(Excerpts from a figure dataset)
* * *
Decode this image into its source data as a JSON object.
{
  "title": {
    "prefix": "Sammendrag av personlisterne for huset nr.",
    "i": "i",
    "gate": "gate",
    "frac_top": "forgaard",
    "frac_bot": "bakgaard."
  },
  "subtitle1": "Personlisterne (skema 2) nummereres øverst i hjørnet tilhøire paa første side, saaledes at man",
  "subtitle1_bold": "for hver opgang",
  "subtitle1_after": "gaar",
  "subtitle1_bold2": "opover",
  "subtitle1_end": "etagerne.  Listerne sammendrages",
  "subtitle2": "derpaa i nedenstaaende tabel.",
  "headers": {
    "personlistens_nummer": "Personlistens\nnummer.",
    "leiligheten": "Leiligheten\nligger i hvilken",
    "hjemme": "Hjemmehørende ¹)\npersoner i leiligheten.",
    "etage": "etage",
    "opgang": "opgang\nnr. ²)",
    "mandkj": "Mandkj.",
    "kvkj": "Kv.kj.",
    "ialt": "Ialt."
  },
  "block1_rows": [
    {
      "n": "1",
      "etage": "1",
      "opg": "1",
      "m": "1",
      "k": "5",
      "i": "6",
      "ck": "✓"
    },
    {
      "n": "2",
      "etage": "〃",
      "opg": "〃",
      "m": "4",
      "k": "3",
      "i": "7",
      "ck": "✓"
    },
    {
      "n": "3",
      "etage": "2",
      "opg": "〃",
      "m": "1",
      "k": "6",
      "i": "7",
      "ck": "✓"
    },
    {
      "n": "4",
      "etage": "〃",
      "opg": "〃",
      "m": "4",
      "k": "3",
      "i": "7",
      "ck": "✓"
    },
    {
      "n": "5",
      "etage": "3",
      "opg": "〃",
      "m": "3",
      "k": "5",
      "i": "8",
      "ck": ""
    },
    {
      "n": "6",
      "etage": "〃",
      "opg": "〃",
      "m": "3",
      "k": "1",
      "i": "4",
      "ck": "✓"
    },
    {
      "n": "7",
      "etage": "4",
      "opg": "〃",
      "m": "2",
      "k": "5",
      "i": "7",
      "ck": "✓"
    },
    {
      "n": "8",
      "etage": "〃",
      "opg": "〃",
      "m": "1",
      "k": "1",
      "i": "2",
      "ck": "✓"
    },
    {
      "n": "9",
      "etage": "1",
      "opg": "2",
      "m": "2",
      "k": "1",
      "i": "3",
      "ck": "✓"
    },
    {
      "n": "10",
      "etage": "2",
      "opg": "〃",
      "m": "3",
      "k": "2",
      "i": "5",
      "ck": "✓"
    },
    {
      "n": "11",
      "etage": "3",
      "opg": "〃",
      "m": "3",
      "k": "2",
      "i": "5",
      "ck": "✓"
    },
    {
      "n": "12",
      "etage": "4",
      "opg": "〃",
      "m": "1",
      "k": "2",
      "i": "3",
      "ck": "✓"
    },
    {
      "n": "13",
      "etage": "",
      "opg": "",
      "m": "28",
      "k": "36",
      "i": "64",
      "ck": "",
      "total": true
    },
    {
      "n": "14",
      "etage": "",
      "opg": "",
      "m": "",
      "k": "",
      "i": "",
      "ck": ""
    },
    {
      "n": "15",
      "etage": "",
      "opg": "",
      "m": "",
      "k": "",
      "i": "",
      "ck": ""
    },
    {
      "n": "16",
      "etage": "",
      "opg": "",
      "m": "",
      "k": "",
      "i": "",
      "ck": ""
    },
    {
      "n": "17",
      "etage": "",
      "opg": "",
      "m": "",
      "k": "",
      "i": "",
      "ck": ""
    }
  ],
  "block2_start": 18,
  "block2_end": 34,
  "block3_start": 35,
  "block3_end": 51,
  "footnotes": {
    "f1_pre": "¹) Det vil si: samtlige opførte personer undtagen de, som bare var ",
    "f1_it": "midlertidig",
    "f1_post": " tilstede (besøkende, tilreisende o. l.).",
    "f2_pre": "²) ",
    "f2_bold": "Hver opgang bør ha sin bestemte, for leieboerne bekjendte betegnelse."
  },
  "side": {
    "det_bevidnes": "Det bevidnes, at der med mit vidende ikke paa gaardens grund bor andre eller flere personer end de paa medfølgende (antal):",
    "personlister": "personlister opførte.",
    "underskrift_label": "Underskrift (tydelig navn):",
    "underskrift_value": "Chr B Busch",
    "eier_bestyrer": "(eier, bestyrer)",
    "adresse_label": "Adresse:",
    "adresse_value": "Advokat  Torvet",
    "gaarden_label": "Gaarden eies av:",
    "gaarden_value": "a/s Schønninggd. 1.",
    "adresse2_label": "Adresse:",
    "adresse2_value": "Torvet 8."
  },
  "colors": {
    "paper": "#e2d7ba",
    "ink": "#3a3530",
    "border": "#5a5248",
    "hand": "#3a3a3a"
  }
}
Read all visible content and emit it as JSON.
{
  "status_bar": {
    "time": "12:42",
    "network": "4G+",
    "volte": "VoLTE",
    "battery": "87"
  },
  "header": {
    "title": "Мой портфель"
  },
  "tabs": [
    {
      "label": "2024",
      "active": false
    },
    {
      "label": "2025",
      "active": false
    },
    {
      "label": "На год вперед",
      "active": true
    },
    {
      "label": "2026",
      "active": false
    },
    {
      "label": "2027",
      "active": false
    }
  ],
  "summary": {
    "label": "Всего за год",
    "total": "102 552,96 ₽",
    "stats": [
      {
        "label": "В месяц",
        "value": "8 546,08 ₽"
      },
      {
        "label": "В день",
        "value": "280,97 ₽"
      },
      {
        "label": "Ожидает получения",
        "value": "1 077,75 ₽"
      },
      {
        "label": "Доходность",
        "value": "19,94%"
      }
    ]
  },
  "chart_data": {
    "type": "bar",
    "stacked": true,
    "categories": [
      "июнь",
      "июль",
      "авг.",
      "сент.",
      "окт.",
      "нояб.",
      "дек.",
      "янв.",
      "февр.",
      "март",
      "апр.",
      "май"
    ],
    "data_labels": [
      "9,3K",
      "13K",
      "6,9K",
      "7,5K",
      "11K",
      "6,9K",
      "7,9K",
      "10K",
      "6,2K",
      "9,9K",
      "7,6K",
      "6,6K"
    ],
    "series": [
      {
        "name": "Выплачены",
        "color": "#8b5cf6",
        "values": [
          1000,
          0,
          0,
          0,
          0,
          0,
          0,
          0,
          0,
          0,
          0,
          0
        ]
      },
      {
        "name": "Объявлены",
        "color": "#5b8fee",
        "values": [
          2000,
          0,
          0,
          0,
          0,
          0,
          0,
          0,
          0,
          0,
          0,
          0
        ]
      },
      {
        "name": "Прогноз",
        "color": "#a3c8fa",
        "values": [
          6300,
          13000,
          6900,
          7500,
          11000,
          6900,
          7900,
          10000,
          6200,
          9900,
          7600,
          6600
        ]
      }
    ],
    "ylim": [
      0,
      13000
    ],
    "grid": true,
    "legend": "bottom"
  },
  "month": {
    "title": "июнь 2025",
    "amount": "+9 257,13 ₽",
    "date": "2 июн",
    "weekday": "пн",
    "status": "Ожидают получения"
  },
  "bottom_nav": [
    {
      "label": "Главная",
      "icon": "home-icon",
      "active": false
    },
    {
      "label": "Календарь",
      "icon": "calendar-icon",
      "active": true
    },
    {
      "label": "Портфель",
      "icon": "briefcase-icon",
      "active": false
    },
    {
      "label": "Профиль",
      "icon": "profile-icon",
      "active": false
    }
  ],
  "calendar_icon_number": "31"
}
* * *
• _Problem description_
Filter the entries above down to the lines containing the word "side".

• _Reply_
  "subtitle1": "Personlisterne (skema 2) nummereres øverst i hjørnet tilhøire paa første side, saaledes at man",
  "side": {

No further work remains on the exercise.